Token types for the default full text search parser - PolarDB

A text search parser splits a raw document into tokens and assigns a type to each token. The parser does not modify the text — it only identifies plausible word boundaries.

In the full-text search pipeline, parsing is the first step:

document → parser → tokens → dictionary → lexemes → tsvector

Because parsers have a narrow role, custom parsers are rarely needed. Custom dictionaries are far more common. PolarDB for PostgreSQL provides one built-in parser: pg_catalog.default.

Token types

pg_catalog.default recognizes 23 token types.

Alias	Description	Example
`asciiword`	Word, all ASCII letters	`elephant`
`word`	Word, all letters	`mañana`
`numword`	Word, letters and digits	`beta1`
`asciihword`	Hyphenated word, all ASCII	`up-to-date`
`hword`	Hyphenated word, all letters	`lógico-matemática`
`numhword`	Hyphenated word, letters and digits	`postgresql-beta1`
`hword_asciipart`	Hyphenated word part, all ASCII	`postgresql` in `postgresql-beta1`
`hword_part`	Hyphenated word part, all letters	`lógico` or `matemática` in `lógico-matemática`
`hword_numpart`	Hyphenated word part, letters and digits	`beta1` in `postgresql-beta1`
`email`	Email address	`foo@example.com`
`protocol`	Protocol head	`http://`
`url`	URL	`example.com/stuff/index.html`
`host`	Host	`example.com`
`url_path`	URL path	`/stuff/index.html` (in URL context)

#### STATED TASK 1:
In the records, begin at the line that has "751, 2259, 779]" and stop after the line that has "734, 2468, 796]". Rewrite only those lines, switching "dot-icon" to "ellipsis-dot" and keeping everything else the same.
#### STATED TASK 2:
Resume the PolarDB token types page from the point where it stops.
The records have no connection to the PolarDB token types page.

#### EXTRACTED RECORDS:
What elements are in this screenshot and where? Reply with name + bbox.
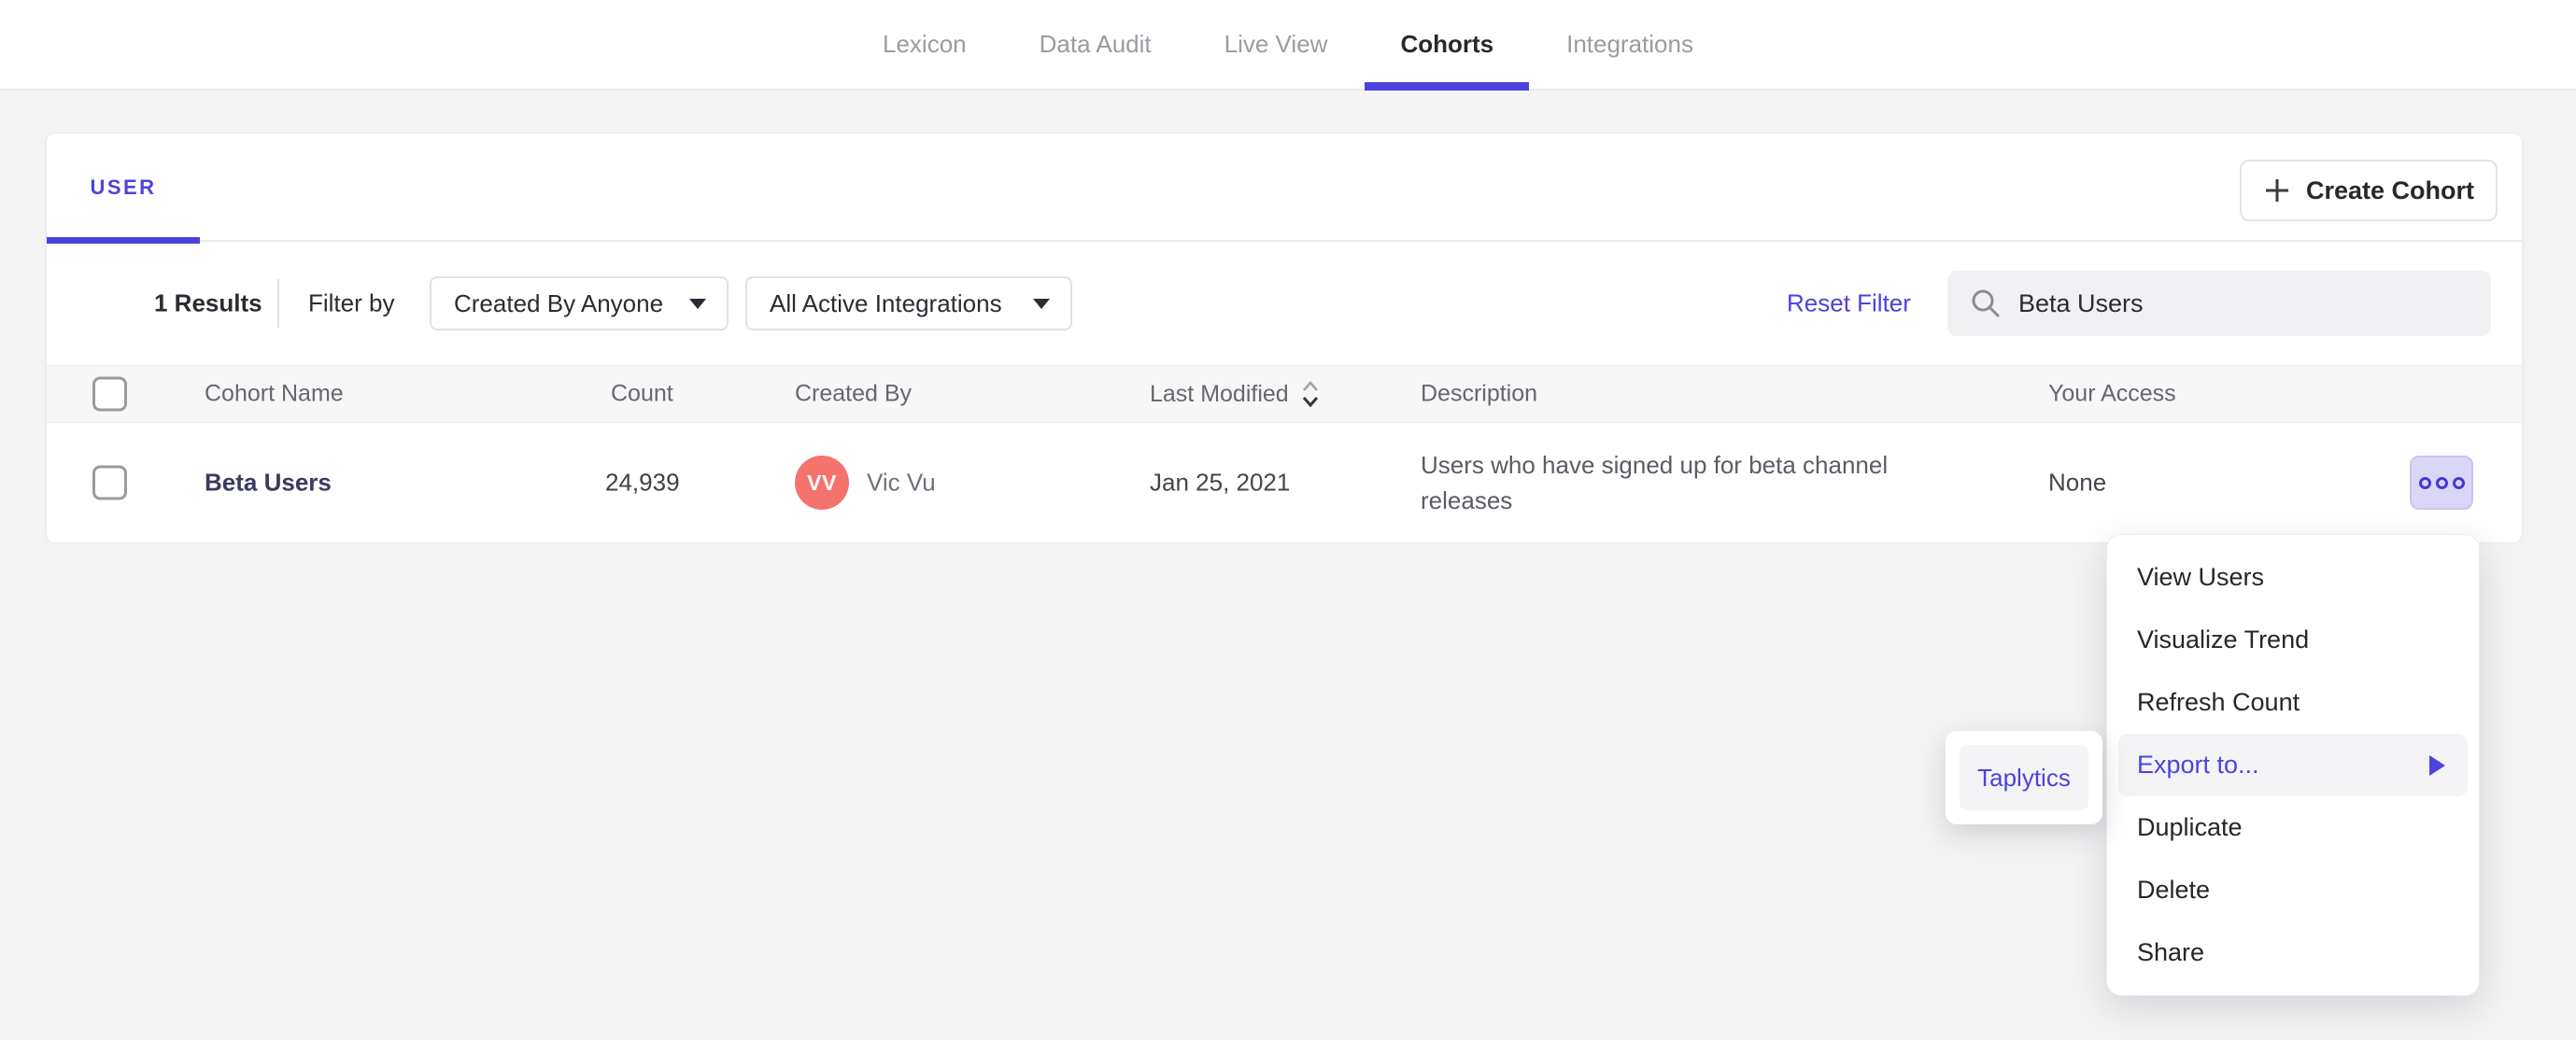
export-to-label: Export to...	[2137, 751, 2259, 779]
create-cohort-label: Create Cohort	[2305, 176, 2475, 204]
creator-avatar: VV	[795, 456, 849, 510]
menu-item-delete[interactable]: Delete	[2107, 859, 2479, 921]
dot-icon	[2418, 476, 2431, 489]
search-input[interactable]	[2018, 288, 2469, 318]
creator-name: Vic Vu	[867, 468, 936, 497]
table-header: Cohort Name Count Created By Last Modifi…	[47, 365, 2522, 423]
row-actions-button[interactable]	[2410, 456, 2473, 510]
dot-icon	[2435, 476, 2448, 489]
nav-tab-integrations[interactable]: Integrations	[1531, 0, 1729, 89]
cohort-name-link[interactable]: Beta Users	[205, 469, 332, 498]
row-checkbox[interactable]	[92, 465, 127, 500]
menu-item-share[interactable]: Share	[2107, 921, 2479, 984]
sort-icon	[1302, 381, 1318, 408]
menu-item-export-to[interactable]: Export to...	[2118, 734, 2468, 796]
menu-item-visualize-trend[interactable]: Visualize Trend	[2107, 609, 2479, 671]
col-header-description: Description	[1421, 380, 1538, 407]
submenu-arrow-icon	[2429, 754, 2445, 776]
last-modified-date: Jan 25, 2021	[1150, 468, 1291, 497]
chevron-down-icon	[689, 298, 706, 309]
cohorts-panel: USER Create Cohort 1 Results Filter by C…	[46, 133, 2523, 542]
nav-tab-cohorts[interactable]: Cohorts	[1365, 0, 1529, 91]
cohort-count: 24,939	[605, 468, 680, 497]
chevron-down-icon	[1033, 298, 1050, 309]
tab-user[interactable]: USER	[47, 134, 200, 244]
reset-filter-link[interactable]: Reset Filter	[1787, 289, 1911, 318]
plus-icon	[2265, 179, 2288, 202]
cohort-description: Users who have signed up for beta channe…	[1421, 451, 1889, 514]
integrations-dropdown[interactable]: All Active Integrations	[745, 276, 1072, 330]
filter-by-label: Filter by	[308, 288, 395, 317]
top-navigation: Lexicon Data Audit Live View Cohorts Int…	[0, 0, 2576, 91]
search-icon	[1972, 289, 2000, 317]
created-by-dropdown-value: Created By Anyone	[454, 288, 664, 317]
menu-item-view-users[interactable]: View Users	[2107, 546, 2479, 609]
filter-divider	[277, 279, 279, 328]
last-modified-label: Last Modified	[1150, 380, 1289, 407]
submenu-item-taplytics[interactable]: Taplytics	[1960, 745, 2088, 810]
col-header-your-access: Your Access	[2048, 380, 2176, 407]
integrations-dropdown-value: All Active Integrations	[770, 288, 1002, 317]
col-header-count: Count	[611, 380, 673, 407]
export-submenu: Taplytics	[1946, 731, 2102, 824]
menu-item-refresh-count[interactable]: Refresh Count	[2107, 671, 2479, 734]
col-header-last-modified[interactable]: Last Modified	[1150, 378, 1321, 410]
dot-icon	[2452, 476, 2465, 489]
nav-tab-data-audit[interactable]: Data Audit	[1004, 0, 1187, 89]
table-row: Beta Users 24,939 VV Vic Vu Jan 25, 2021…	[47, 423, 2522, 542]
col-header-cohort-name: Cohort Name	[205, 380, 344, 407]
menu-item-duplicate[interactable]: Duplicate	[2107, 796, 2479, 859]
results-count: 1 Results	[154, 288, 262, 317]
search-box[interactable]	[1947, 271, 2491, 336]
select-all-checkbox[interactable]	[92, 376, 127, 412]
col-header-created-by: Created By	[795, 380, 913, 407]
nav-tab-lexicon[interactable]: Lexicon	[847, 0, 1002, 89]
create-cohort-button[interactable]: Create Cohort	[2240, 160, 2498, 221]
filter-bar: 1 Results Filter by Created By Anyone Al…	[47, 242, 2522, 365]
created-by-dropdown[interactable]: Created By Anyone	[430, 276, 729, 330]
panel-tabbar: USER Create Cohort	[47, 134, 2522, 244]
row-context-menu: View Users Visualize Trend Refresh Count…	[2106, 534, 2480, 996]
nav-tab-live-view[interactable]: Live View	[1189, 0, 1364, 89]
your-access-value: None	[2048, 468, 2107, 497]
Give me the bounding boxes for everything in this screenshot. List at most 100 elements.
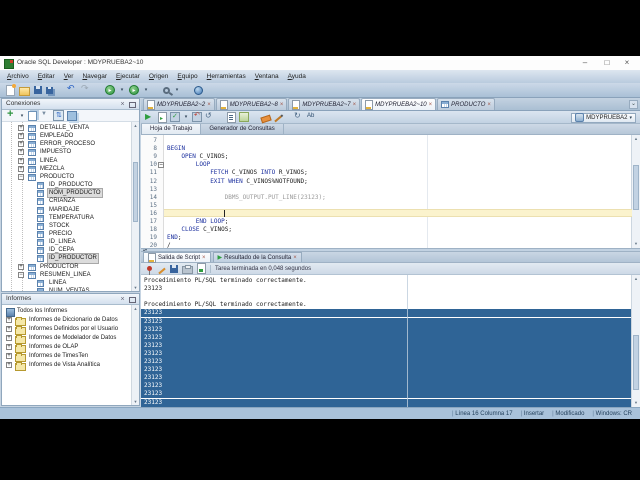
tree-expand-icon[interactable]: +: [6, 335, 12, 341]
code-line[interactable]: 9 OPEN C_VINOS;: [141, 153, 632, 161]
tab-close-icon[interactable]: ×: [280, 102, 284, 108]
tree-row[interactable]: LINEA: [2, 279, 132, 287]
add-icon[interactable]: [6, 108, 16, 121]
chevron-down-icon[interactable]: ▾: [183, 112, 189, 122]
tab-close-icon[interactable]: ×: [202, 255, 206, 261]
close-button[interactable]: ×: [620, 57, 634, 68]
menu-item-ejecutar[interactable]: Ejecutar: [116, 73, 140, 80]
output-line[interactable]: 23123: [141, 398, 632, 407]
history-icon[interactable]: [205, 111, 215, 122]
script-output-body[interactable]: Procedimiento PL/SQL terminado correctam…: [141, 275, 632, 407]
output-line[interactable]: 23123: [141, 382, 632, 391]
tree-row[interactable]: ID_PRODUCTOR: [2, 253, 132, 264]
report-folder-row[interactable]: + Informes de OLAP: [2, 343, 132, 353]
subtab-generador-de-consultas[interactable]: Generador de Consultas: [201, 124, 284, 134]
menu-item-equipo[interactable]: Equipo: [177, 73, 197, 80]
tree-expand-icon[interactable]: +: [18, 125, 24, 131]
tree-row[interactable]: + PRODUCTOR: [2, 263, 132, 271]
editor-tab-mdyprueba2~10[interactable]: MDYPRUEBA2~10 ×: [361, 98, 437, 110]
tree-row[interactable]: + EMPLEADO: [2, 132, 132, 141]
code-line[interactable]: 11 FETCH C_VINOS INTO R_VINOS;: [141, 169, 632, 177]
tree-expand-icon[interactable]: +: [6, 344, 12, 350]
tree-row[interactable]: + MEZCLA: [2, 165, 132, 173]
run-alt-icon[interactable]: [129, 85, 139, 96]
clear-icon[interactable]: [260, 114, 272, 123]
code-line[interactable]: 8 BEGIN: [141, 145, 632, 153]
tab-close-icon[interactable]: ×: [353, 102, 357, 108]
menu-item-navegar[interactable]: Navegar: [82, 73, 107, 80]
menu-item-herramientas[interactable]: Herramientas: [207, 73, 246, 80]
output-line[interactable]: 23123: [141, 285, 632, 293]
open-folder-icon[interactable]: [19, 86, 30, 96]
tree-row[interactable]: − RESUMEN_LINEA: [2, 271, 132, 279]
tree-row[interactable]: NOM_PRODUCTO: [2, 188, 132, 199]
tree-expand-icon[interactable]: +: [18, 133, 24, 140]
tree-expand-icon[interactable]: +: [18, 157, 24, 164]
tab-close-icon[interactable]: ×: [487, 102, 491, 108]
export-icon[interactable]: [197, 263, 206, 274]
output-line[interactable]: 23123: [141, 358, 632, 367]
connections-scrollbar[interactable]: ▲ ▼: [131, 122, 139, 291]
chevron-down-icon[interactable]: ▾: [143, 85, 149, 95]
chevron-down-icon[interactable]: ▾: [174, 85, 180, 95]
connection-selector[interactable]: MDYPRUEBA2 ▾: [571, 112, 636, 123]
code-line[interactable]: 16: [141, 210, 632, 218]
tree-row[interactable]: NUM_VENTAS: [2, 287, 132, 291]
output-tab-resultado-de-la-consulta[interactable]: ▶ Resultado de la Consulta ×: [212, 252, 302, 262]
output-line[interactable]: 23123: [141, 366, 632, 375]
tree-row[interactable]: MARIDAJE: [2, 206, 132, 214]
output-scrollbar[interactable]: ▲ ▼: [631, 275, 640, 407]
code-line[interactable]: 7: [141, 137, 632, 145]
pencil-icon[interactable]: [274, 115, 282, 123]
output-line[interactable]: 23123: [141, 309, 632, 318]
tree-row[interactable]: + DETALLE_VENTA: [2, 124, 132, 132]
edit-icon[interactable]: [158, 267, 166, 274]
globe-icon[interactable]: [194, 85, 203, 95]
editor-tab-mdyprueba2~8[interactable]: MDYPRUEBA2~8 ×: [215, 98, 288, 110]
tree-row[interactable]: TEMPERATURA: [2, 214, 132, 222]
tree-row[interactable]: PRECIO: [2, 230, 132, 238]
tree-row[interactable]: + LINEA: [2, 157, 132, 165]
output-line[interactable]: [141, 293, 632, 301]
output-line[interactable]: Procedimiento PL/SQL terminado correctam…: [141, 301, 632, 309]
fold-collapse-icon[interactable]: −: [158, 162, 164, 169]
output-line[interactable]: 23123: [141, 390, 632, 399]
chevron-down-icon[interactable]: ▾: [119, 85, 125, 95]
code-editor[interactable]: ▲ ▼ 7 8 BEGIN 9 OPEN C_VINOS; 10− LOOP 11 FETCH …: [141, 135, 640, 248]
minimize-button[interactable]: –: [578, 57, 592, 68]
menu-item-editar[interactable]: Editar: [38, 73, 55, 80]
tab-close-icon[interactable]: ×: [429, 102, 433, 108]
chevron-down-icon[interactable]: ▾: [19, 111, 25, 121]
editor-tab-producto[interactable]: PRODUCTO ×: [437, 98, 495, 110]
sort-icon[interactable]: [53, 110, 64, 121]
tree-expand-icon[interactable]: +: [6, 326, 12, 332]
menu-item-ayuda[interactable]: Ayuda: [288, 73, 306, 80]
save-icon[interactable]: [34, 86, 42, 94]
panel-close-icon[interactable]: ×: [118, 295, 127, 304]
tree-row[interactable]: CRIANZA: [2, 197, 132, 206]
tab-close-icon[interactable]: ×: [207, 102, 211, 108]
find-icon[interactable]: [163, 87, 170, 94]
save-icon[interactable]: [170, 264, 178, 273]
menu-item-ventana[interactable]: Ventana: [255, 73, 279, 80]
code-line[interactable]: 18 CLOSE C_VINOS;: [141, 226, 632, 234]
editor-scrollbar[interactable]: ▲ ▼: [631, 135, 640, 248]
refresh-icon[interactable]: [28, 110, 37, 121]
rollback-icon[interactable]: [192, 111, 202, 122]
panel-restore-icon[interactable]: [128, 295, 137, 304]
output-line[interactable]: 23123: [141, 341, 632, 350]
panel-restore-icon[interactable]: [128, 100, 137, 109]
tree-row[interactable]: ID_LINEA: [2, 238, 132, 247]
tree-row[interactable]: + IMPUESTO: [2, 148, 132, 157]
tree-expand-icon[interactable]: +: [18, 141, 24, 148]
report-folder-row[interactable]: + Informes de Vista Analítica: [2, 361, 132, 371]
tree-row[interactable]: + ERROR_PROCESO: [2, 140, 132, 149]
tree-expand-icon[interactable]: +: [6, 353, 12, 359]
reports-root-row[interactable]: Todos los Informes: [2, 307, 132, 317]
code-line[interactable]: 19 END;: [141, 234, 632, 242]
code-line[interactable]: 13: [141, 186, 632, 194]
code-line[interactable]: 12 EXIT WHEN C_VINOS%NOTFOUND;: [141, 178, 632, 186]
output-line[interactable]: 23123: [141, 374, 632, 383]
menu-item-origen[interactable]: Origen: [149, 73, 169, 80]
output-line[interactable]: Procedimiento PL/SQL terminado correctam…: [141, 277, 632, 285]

#### EXERCISE ANSWER 1:
export-to-label: Export to...	[2137, 751, 2259, 779]
create-cohort-label: Create Cohort	[2305, 176, 2475, 204]
creator-avatar: VV	[795, 456, 849, 510]
menu-item-delete[interactable]: Delete	[2107, 859, 2479, 921]
ellipsis-dot	[2418, 476, 2431, 489]
search-input[interactable]	[2018, 288, 2469, 318]
creator-name: Vic Vu	[867, 468, 936, 497]
table-header: Cohort Name Count Created By Last Modifi…	[47, 365, 2522, 423]
row-actions-button[interactable]	[2410, 456, 2473, 510]
ellipsis-dot	[2435, 476, 2448, 489]
nav-tab-integrations[interactable]: Integrations	[1531, 0, 1729, 89]
cohort-name-link[interactable]: Beta Users	[205, 469, 332, 498]
row-checkbox[interactable]	[92, 465, 127, 500]
menu-item-share[interactable]: Share	[2107, 921, 2479, 984]
sort-icon	[1302, 381, 1318, 408]
menu-item-export-to[interactable]: Export to...	[2118, 734, 2468, 796]

#### EXERCISE ANSWER 2:
`file`	File or path name	`/usr/local/foo.txt` (if not within a URL)
`sfloat`	Scientific notation	`-1.234e56`
`float`	Decimal notation	`-1.234`
`int`	Signed integer	`-1234`
`uint`	Unsigned integer	`1234`
`version`	Version number	`8.3.0`
`tag`	XML tag	`<a href="dictionaries.html">`
`entity`	XML entity	`&`
`blank`	Space symbols	(any whitespace or punctuation not otherwise recognized)

Note

The email token type does not support all valid email characters as defined by RFC 5322. The only non-alphanumeric characters supported for email user names are period, dash, and underscore. The parser's notion of a "letter" is determined by the database locale setting (lc_ctype). In most European languages, treat word and asciiword alike.

Overlapping tokens

The parser can produce overlapping tokens from the same piece of text. A hyphenated word is reported both as the whole compound and as each of its parts:

SELECT alias, description, token FROM ts_debug('foo-bar-beta1');

      alias      |               description                |     token
-----------------+------------------------------------------+---------------
 numhword        | Hyphenated word, letters and digits      | foo-bar-beta1
 hword_asciipart | Hyphenated word part, all ASCII          | foo
 blank           | Space symbols                            | -
 hword_asciipart | Hyphenated word part, all ASCII          | bar
 blank           | Space symbols                            | -
 hword_numpart   | Hyphenated word part, letters and digits | beta1

This behavior allows full-text search to match both the full compound word and its individual components.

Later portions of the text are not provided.